> [Objective]:
Filter this material down to the lines that hold "Time", copying each one.

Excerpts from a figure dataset
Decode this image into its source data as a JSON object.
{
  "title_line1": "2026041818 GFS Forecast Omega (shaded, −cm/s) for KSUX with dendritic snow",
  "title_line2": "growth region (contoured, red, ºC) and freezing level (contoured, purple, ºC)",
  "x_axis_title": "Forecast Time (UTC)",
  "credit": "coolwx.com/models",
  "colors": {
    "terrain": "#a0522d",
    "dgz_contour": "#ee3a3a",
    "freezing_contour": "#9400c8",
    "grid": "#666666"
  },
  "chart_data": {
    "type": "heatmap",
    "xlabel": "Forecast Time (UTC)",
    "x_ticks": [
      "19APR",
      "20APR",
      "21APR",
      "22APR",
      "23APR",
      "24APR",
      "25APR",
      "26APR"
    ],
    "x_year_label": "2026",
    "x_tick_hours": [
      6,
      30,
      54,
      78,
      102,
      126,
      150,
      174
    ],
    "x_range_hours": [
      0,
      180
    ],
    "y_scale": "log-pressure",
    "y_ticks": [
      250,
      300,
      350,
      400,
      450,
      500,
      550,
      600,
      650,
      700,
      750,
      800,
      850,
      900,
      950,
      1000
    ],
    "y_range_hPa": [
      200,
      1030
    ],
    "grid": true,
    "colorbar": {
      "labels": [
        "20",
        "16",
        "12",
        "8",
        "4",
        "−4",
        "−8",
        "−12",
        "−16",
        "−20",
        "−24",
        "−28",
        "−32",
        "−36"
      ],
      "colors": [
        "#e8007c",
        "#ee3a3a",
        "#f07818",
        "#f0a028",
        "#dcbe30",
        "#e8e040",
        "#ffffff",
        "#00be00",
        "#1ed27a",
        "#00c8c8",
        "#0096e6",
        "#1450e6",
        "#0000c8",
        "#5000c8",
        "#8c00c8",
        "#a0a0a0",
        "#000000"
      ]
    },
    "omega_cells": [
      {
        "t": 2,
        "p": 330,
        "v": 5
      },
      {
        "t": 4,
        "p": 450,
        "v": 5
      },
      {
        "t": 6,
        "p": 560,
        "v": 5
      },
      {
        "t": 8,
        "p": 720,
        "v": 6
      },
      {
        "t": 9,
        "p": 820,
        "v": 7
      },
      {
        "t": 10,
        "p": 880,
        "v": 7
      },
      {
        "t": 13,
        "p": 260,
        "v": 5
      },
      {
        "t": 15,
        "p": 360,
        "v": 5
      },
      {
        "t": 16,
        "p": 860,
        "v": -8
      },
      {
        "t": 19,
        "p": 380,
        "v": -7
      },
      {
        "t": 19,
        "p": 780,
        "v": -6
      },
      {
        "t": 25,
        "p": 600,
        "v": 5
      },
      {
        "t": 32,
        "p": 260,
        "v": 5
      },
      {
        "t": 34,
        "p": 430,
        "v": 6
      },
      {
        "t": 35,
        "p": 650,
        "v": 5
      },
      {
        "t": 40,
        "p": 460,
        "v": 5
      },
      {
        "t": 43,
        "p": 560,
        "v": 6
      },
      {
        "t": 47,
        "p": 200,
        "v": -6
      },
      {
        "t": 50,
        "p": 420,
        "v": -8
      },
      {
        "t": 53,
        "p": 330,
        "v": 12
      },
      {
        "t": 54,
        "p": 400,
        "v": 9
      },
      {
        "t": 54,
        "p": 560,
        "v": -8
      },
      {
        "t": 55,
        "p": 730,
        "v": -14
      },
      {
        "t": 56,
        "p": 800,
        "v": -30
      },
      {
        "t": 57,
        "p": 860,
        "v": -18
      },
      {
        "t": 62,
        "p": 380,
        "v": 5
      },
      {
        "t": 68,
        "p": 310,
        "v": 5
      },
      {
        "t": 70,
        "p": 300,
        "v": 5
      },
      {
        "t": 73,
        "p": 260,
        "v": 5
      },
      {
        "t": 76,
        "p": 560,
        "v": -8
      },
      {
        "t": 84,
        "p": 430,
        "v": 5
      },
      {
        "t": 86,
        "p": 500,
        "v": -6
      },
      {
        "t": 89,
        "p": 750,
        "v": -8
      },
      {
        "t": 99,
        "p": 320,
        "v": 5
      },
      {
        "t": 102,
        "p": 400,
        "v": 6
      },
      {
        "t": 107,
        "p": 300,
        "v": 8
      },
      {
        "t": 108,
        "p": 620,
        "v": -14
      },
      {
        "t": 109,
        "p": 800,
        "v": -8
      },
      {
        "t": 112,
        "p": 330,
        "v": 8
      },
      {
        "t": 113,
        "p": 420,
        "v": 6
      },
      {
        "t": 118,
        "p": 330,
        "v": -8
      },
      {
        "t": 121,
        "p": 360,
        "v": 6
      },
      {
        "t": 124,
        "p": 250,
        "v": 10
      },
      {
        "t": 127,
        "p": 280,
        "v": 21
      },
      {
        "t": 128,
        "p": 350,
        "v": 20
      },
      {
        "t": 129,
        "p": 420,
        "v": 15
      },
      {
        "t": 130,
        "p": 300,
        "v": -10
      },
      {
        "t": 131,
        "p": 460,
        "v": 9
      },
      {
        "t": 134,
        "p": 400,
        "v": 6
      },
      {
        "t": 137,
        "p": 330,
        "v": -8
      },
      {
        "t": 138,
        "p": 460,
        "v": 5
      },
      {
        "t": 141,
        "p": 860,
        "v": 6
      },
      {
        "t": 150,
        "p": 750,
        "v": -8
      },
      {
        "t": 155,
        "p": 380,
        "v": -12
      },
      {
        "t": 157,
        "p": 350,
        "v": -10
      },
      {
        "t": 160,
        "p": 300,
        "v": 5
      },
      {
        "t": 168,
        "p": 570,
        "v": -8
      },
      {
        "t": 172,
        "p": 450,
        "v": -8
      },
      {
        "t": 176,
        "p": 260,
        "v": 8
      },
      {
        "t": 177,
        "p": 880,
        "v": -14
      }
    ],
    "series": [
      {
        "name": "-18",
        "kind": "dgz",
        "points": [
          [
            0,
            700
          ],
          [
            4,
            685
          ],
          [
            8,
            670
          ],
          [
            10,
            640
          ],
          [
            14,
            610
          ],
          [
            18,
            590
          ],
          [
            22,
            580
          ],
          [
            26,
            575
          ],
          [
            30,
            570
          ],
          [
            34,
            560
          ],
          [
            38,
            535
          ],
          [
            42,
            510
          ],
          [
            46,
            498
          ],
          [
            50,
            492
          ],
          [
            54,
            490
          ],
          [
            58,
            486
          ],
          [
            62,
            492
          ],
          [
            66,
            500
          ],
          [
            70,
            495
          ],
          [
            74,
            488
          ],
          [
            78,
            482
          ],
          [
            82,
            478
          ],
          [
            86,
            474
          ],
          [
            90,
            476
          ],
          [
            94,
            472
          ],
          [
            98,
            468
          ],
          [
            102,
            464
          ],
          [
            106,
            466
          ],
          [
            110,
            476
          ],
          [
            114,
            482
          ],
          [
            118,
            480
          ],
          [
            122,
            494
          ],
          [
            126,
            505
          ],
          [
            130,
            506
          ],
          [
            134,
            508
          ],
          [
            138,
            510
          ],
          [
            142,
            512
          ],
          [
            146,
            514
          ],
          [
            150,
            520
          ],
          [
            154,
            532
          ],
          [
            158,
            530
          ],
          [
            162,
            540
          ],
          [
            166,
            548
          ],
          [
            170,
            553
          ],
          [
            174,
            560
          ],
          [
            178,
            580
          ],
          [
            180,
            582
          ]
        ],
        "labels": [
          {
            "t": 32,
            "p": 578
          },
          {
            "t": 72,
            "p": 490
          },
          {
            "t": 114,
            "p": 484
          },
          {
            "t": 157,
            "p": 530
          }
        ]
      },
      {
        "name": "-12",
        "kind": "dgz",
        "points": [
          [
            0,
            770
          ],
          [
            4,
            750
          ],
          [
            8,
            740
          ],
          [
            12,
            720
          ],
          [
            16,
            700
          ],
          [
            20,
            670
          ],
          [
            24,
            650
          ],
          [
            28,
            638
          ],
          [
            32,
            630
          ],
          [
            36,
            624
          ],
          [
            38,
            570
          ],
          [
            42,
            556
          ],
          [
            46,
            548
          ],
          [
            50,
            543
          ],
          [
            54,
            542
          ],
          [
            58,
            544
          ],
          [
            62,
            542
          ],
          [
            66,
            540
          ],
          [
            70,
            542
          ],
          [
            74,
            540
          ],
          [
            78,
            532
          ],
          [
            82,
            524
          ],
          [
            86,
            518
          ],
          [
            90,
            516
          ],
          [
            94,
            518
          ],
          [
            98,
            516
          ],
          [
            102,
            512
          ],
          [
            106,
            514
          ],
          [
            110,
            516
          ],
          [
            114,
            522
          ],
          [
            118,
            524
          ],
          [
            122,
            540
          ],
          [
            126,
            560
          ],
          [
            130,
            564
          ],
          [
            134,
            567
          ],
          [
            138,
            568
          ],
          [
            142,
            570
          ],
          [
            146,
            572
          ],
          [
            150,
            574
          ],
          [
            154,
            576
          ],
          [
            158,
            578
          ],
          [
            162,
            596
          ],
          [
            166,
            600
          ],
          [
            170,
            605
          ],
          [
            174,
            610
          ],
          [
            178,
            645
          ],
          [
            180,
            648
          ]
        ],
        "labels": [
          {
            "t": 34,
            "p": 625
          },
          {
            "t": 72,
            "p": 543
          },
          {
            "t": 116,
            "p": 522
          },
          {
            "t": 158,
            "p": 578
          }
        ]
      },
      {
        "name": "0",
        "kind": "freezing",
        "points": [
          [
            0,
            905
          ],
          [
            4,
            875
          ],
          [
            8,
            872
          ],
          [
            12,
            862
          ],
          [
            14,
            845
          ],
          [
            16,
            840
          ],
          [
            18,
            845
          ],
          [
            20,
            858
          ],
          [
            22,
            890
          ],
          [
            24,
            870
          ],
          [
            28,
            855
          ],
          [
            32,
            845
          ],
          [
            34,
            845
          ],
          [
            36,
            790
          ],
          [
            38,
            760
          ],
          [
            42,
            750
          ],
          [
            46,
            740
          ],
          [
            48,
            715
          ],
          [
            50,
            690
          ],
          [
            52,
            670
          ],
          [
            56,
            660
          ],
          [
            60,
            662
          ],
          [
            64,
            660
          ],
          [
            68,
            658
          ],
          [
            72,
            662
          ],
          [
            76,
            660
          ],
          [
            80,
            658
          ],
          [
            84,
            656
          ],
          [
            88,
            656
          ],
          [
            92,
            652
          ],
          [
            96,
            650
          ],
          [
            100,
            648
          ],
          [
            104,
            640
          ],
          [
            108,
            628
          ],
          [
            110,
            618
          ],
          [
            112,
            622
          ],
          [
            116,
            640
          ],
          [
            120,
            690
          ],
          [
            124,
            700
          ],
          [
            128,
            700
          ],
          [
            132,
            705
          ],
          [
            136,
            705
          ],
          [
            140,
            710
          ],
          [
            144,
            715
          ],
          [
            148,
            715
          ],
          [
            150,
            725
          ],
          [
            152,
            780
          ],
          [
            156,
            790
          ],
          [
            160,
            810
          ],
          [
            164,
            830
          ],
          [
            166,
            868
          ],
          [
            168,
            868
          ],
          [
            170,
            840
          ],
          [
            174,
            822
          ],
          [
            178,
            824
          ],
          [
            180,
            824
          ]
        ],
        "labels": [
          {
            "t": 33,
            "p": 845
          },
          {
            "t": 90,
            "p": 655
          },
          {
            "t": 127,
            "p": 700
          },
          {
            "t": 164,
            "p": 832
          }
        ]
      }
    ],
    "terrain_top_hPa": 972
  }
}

> [Result of the exercise]:
  "x_axis_title": "Forecast Time (UTC)",
    "xlabel": "Forecast Time (UTC)",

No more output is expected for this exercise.